[start Records provided]

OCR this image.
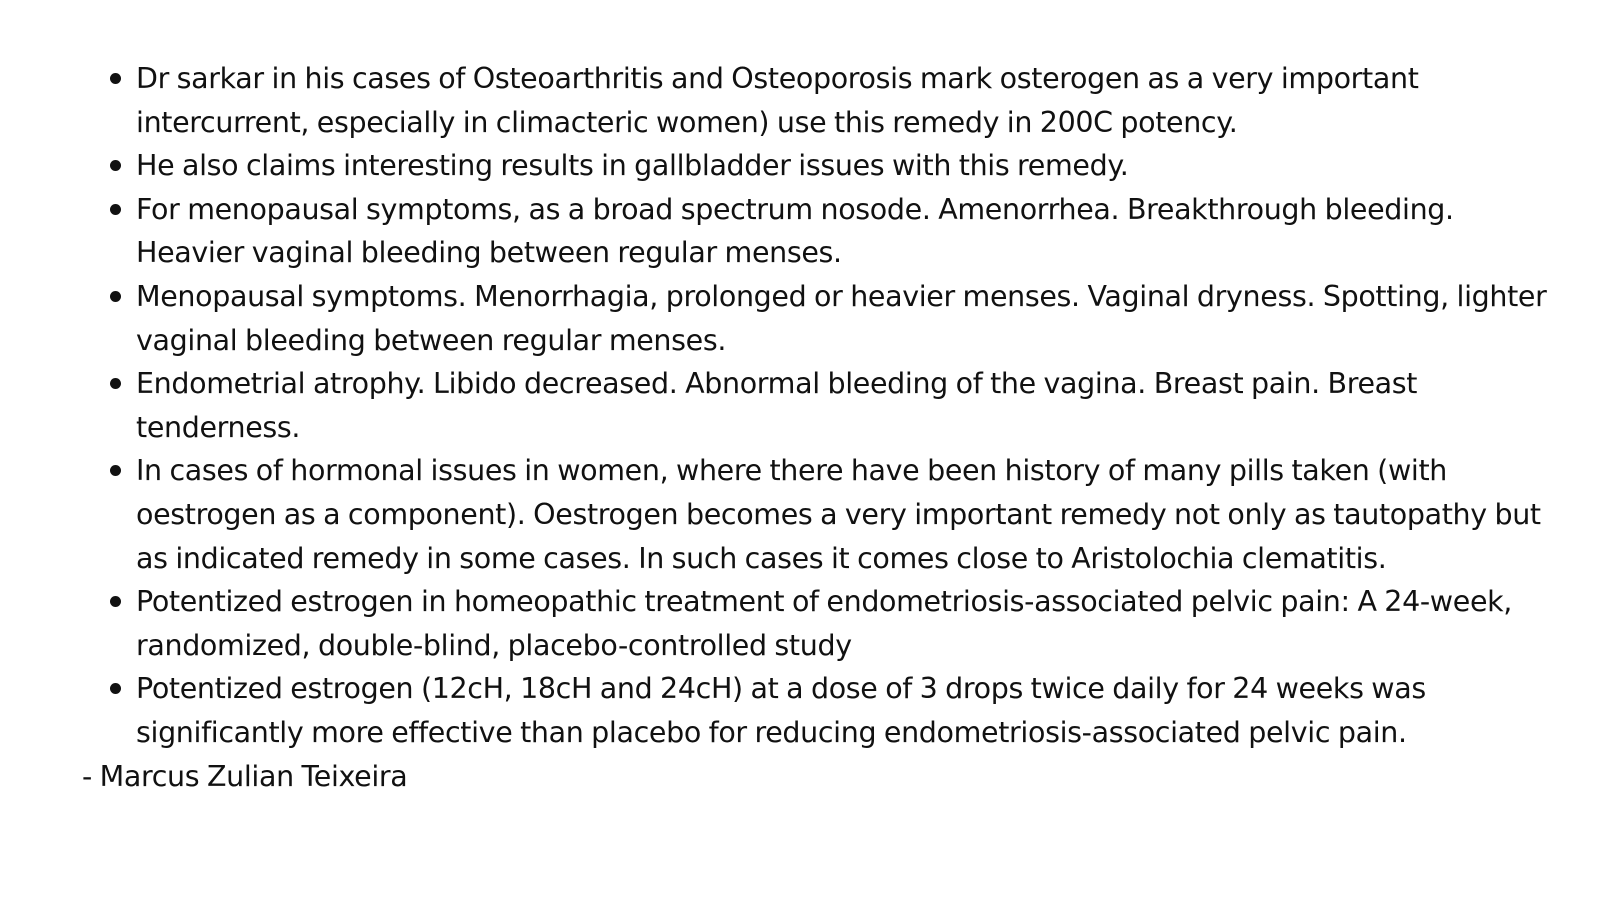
Dr sarkar in his cases of Osteoarthritis and Osteoporosis mark osterogen as a very important intercurrent, especially in climacteric women) use this remedy in 200C potency.
He also claims interesting results in gallbladder issues with this remedy.
For menopausal symptoms, as a broad spectrum nosode. Amenorrhea. Breakthrough bleeding. Heavier vaginal bleeding between regular menses.
Menopausal symptoms. Menorrhagia, prolonged or heavier menses. Vaginal dryness. Spotting, lighter vaginal bleeding between regular menses.
Endometrial atrophy. Libido decreased. Abnormal bleeding of the vagina. Breast pain. Breast tenderness.
In cases of hormonal issues in women, where there have been history of many pills taken (with oestrogen as a component). Oestrogen becomes a very important remedy not only as tautopathy but as indicated remedy in some cases. In such cases it comes close to Aristolochia clematitis.
Potentized estrogen in homeopathic treatment of endometriosis-associated pelvic pain: A 24-week, randomized, double-blind, placebo-controlled study
Potentized estrogen (12cH, 18cH and 24cH) at a dose of 3 drops twice daily for 24 weeks was significantly more effective than placebo for reducing endometriosis-associated pelvic pain.

- Marcus Zulian Teixeira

[end Records provided]

— Problem description —
Choose all lines containing the string "women" and copy them out.

— Output for this exercise —
Dr sarkar in his cases of Osteoarthritis and Osteoporosis mark osterogen as a very important intercurrent, especially in climacteric women) use this remedy in 200C potency.
In cases of hormonal issues in women, where there have been history of many pills taken (with oestrogen as a component). Oestrogen becomes a very important remedy not only as tautopathy but as indicated remedy in some cases. In such cases it comes close to Aristolochia clematitis.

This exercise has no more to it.